Stored records:
#####

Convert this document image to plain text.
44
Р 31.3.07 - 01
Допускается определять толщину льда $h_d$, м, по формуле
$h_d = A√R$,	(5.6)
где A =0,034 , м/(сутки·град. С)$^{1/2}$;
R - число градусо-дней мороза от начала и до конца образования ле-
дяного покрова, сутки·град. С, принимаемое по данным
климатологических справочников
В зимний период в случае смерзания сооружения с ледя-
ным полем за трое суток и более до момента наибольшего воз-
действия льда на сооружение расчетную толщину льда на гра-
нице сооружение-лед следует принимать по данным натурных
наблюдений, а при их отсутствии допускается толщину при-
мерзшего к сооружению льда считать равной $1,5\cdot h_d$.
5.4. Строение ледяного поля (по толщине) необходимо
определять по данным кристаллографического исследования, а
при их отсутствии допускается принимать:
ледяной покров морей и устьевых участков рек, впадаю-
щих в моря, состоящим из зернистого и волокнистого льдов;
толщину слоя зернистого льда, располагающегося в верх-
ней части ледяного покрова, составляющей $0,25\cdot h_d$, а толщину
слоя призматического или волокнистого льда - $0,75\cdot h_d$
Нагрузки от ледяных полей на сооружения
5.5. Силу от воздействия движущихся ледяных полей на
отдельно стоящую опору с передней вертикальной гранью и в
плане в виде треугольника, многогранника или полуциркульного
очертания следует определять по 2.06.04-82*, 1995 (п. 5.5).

#####

All lines of the data above that include the word "льда" must be shown.

# Answer to this task
Допускается определять толщину льда $h_d$, м, по формуле
действия льда на сооружение расчетную толщину льда на гра-
мерзшего к сооружению льда считать равной $1,5\cdot h_d$.
толщину слоя зернистого льда, располагающегося в верх-
слоя призматического или волокнистого льда - $0,75\cdot h_d$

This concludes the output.